* **ROWS**:
┄┄┄┄┄┄

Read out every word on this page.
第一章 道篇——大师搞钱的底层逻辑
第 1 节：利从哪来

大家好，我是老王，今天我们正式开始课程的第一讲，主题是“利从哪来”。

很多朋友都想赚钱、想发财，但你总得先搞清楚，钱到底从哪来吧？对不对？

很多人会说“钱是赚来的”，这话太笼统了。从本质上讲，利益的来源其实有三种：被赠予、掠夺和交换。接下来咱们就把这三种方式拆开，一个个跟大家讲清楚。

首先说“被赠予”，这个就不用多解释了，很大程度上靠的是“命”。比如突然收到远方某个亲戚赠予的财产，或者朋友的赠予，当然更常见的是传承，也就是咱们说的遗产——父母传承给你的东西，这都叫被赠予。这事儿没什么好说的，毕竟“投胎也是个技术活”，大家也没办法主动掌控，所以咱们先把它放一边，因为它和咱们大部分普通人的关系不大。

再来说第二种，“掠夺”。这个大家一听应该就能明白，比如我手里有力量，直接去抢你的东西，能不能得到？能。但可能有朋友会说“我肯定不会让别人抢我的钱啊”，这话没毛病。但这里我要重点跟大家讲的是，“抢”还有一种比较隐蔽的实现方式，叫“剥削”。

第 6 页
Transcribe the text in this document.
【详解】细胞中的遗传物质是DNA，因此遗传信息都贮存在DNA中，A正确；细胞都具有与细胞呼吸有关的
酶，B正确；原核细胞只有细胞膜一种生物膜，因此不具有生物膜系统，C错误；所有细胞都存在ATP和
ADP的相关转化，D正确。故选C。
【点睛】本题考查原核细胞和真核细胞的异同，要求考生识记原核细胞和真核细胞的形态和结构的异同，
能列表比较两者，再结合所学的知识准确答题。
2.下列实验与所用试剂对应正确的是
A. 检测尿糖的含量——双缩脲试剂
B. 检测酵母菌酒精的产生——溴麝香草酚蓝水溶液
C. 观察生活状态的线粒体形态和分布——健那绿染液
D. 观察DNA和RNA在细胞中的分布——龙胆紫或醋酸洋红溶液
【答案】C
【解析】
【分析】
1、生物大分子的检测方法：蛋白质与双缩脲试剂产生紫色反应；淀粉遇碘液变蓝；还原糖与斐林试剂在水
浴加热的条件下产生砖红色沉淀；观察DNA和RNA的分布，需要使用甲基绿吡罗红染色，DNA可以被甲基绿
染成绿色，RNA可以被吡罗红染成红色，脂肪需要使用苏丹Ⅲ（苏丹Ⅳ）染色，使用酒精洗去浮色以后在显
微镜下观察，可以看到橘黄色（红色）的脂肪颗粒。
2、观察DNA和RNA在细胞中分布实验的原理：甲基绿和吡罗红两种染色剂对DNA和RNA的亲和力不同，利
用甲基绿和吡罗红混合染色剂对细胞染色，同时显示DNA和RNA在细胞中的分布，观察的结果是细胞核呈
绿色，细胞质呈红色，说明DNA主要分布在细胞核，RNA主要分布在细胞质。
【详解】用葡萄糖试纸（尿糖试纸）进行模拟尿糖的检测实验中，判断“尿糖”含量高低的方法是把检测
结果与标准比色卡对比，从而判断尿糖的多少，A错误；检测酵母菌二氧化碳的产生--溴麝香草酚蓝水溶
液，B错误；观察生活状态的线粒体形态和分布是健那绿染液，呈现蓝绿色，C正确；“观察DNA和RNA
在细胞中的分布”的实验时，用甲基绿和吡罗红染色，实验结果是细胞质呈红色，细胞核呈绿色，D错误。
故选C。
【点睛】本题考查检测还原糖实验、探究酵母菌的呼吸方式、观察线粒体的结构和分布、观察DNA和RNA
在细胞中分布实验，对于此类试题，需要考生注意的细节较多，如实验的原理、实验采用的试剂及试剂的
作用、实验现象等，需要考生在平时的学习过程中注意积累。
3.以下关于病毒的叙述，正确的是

┄┄┄┄┄┄

* **EXERCISE PROMPT**:
Write every line of the material above again, exactly.

* **THE SOLUTION**:
Read out every word on this page.
第一章 道篇——大师搞钱的底层逻辑
第 1 节：利从哪来

大家好，我是老王，今天我们正式开始课程的第一讲，主题是“利从哪来”。

很多朋友都想赚钱、想发财，但你总得先搞清楚，钱到底从哪来吧？对不对？

很多人会说“钱是赚来的”，这话太笼统了。从本质上讲，利益的来源其实有三种：被赠予、掠夺和交换。接下来咱们就把这三种方式拆开，一个个跟大家讲清楚。

首先说“被赠予”，这个就不用多解释了，很大程度上靠的是“命”。比如突然收到远方某个亲戚赠予的财产，或者朋友的赠予，当然更常见的是传承，也就是咱们说的遗产——父母传承给你的东西，这都叫被赠予。这事儿没什么好说的，毕竟“投胎也是个技术活”，大家也没办法主动掌控，所以咱们先把它放一边，因为它和咱们大部分普通人的关系不大。

再来说第二种，“掠夺”。这个大家一听应该就能明白，比如我手里有力量，直接去抢你的东西，能不能得到？能。但可能有朋友会说“我肯定不会让别人抢我的钱啊”，这话没毛病。但这里我要重点跟大家讲的是，“抢”还有一种比较隐蔽的实现方式，叫“剥削”。

第 6 页
Transcribe the text in this document.
【详解】细胞中的遗传物质是DNA，因此遗传信息都贮存在DNA中，A正确；细胞都具有与细胞呼吸有关的
酶，B正确；原核细胞只有细胞膜一种生物膜，因此不具有生物膜系统，C错误；所有细胞都存在ATP和
ADP的相关转化，D正确。故选C。
【点睛】本题考查原核细胞和真核细胞的异同，要求考生识记原核细胞和真核细胞的形态和结构的异同，
能列表比较两者，再结合所学的知识准确答题。
2.下列实验与所用试剂对应正确的是
A. 检测尿糖的含量——双缩脲试剂
B. 检测酵母菌酒精的产生——溴麝香草酚蓝水溶液
C. 观察生活状态的线粒体形态和分布——健那绿染液
D. 观察DNA和RNA在细胞中的分布——龙胆紫或醋酸洋红溶液
【答案】C
【解析】
【分析】
1、生物大分子的检测方法：蛋白质与双缩脲试剂产生紫色反应；淀粉遇碘液变蓝；还原糖与斐林试剂在水
浴加热的条件下产生砖红色沉淀；观察DNA和RNA的分布，需要使用甲基绿吡罗红染色，DNA可以被甲基绿
染成绿色，RNA可以被吡罗红染成红色，脂肪需要使用苏丹Ⅲ（苏丹Ⅳ）染色，使用酒精洗去浮色以后在显
微镜下观察，可以看到橘黄色（红色）的脂肪颗粒。
2、观察DNA和RNA在细胞中分布实验的原理：甲基绿和吡罗红两种染色剂对DNA和RNA的亲和力不同，利
用甲基绿和吡罗红混合染色剂对细胞染色，同时显示DNA和RNA在细胞中的分布，观察的结果是细胞核呈
绿色，细胞质呈红色，说明DNA主要分布在细胞核，RNA主要分布在细胞质。
【详解】用葡萄糖试纸（尿糖试纸）进行模拟尿糖的检测实验中，判断“尿糖”含量高低的方法是把检测
结果与标准比色卡对比，从而判断尿糖的多少，A错误；检测酵母菌二氧化碳的产生--溴麝香草酚蓝水溶
液，B错误；观察生活状态的线粒体形态和分布是健那绿染液，呈现蓝绿色，C正确；“观察DNA和RNA
在细胞中的分布”的实验时，用甲基绿和吡罗红染色，实验结果是细胞质呈红色，细胞核呈绿色，D错误。
故选C。
【点睛】本题考查检测还原糖实验、探究酵母菌的呼吸方式、观察线粒体的结构和分布、观察DNA和RNA
在细胞中分布实验，对于此类试题，需要考生注意的细节较多，如实验的原理、实验采用的试剂及试剂的
作用、实验现象等，需要考生在平时的学习过程中注意积累。
3.以下关于病毒的叙述，正确的是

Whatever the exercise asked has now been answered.